### [PROMPT]
Copy out each line below that has the word "resistivity" in it.

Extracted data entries
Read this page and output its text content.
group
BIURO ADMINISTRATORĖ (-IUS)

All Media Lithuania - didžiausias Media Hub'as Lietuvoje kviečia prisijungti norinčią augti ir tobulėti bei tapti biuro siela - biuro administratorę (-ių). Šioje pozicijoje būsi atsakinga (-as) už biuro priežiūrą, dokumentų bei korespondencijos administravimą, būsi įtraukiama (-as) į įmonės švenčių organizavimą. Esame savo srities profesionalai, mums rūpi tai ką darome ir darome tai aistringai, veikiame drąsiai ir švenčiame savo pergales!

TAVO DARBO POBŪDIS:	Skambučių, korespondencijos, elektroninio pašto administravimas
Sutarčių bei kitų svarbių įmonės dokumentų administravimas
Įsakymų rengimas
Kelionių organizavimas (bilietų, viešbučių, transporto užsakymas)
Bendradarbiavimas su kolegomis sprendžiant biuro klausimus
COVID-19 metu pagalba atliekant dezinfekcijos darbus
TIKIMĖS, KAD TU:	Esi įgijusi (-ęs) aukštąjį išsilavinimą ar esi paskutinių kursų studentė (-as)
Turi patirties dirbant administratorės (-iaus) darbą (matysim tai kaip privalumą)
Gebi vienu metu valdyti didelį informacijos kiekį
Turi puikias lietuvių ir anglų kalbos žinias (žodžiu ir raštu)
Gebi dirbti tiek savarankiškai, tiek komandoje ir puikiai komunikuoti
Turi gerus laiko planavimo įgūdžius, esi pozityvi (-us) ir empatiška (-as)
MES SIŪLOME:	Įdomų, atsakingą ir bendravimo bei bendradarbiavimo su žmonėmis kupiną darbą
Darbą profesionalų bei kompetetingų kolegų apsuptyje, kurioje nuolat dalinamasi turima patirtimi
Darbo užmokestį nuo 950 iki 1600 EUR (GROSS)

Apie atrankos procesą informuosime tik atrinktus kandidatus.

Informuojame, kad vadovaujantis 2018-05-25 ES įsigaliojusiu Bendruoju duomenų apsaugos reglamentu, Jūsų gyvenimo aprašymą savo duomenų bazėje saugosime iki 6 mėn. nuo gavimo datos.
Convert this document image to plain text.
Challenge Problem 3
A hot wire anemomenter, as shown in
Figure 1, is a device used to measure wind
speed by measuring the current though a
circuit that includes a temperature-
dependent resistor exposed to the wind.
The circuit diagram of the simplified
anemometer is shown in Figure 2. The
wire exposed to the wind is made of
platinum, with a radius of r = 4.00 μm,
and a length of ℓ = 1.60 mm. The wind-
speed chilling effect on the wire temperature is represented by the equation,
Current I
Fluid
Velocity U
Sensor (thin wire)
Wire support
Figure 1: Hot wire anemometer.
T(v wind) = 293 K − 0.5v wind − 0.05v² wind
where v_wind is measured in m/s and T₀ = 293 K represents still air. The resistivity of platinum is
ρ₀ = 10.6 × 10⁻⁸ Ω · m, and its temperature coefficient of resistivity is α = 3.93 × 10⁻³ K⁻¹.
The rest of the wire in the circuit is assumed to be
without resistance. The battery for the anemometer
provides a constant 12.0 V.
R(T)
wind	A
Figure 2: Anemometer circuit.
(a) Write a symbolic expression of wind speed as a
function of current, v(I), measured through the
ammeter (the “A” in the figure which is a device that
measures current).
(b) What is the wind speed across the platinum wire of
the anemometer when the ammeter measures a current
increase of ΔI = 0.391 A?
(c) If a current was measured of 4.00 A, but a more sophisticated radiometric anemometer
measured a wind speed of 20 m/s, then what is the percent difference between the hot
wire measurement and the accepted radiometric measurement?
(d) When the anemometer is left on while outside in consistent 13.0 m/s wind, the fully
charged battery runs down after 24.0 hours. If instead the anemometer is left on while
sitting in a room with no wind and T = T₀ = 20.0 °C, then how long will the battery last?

### [FULL RESPONSE]
where v_wind is measured in m/s and T₀ = 293 K represents still air. The resistivity of platinum is
ρ₀ = 10.6 × 10⁻⁸ Ω · m, and its temperature coefficient of resistivity is α = 3.93 × 10⁻³ K⁻¹.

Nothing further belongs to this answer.